**What this task involves:** From the entries provided below, copy each line that contains the word "title".

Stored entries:
================================

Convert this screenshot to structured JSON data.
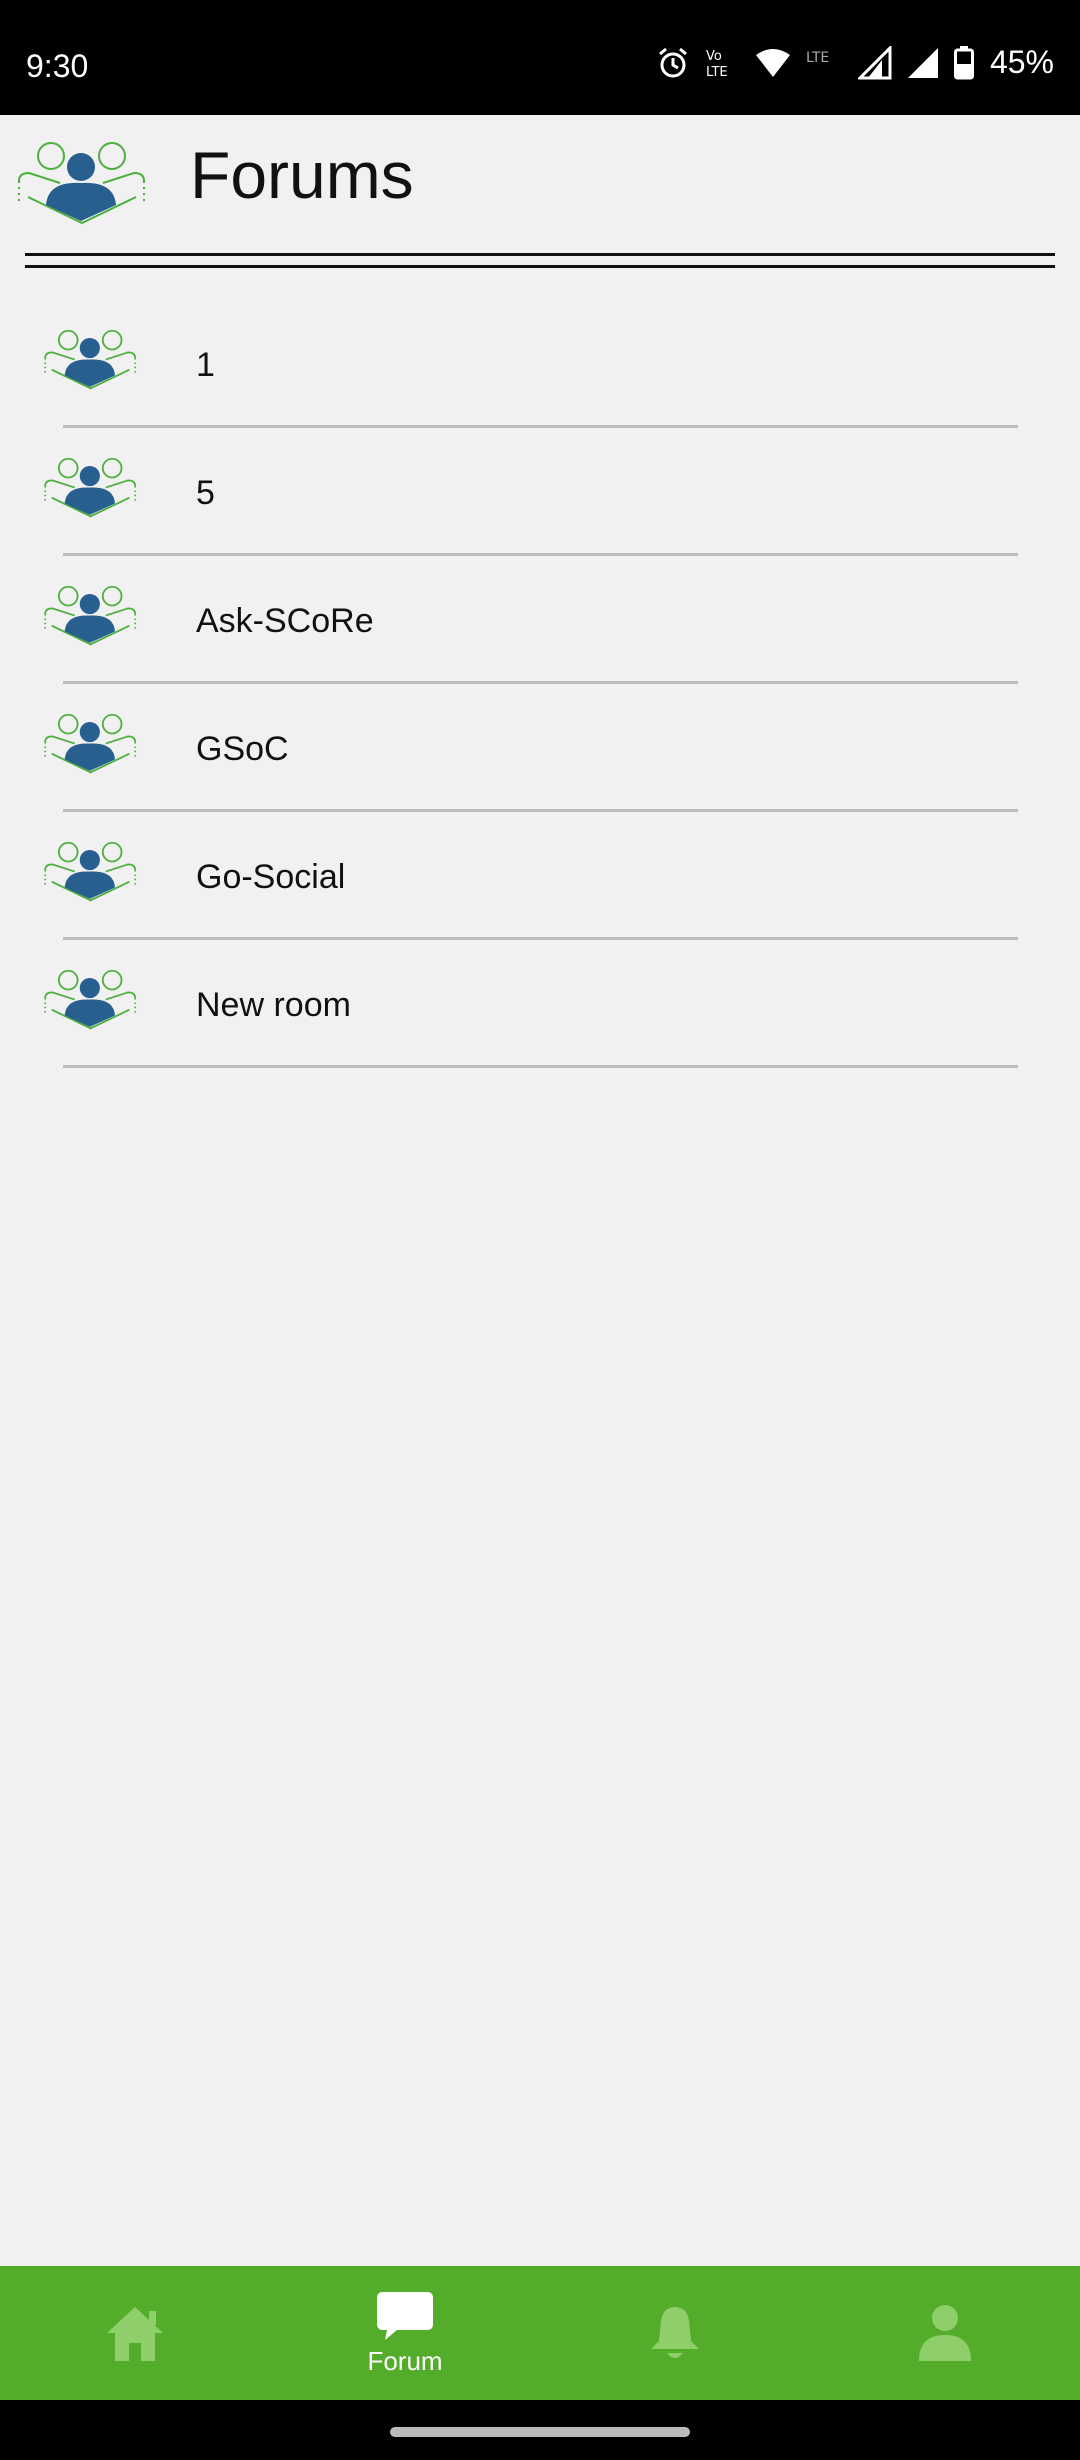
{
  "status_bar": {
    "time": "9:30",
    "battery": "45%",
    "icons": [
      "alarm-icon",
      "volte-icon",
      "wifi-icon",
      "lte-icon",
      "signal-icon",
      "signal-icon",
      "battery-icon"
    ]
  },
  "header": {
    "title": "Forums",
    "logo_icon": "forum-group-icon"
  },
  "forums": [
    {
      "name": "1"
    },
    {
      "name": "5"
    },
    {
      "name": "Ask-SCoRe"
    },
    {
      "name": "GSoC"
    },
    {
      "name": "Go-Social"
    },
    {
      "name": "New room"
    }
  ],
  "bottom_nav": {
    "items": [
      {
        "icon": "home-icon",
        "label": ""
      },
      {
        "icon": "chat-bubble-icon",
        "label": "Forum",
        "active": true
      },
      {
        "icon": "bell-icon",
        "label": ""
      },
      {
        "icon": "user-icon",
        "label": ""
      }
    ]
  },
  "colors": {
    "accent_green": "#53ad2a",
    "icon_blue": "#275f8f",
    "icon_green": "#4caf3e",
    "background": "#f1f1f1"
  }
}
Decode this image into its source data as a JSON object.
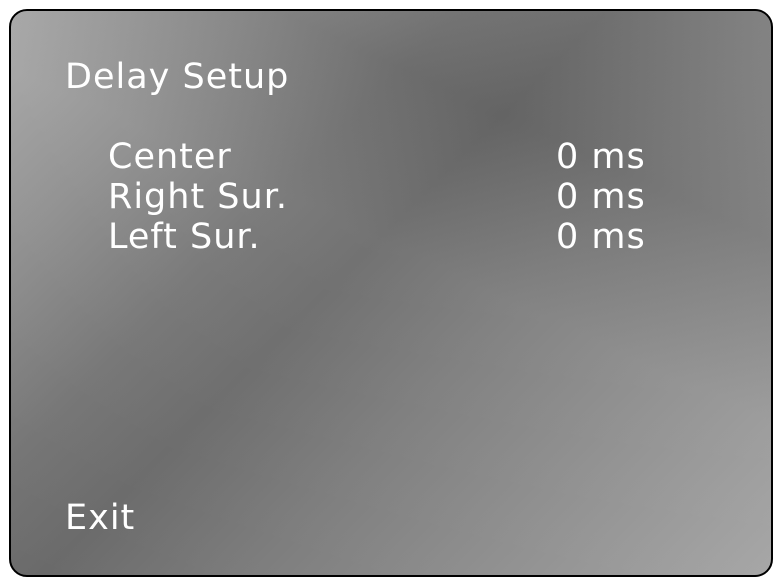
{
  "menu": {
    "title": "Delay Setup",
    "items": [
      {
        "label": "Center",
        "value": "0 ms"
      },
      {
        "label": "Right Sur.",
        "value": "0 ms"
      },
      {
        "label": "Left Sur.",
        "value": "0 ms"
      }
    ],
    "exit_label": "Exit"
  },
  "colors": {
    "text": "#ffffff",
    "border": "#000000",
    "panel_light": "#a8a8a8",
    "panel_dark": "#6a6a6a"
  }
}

================================

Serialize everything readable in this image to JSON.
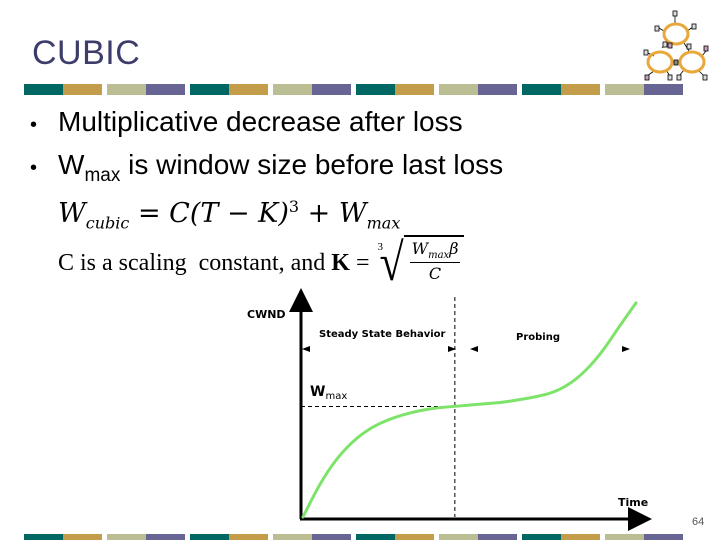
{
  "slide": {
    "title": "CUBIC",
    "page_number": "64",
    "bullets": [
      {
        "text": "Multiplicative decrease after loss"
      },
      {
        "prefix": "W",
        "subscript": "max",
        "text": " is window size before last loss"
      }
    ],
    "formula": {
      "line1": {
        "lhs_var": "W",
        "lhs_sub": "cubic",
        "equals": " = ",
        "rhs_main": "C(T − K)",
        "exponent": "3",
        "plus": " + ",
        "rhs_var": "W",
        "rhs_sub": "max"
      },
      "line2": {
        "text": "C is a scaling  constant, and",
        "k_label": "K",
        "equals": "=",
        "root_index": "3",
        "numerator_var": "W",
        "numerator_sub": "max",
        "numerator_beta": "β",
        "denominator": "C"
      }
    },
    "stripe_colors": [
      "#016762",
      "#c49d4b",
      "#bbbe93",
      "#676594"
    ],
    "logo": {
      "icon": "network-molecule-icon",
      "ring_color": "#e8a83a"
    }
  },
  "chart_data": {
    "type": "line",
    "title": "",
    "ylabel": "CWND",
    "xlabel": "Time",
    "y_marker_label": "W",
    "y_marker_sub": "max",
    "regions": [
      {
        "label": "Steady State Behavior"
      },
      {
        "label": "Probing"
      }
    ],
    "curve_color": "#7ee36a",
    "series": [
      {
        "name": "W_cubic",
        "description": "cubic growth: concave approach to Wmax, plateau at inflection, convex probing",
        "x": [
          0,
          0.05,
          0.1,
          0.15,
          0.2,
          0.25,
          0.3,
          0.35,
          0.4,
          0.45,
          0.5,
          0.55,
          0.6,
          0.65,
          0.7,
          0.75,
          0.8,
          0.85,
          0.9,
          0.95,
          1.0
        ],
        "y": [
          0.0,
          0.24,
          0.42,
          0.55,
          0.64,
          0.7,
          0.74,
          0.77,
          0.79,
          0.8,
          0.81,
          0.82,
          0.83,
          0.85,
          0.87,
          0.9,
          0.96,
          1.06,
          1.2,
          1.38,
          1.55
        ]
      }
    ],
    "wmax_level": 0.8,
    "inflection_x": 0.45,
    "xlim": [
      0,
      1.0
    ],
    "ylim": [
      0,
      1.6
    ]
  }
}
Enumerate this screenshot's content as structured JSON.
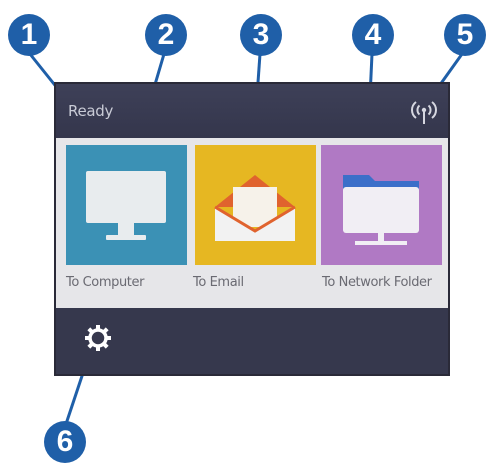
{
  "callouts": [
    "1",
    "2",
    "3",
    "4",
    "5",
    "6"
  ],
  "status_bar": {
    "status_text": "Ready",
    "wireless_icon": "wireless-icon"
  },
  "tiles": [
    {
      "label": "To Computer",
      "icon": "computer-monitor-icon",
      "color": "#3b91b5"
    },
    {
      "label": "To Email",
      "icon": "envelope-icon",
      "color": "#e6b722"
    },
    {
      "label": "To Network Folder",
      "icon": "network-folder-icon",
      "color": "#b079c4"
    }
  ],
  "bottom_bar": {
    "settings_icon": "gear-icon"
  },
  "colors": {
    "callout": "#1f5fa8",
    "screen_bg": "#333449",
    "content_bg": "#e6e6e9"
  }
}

================================

**Result of this task:**
    "title": "Forums",
    "title": "Delay Setup",
    "title": "CUBIC",
    "title": "",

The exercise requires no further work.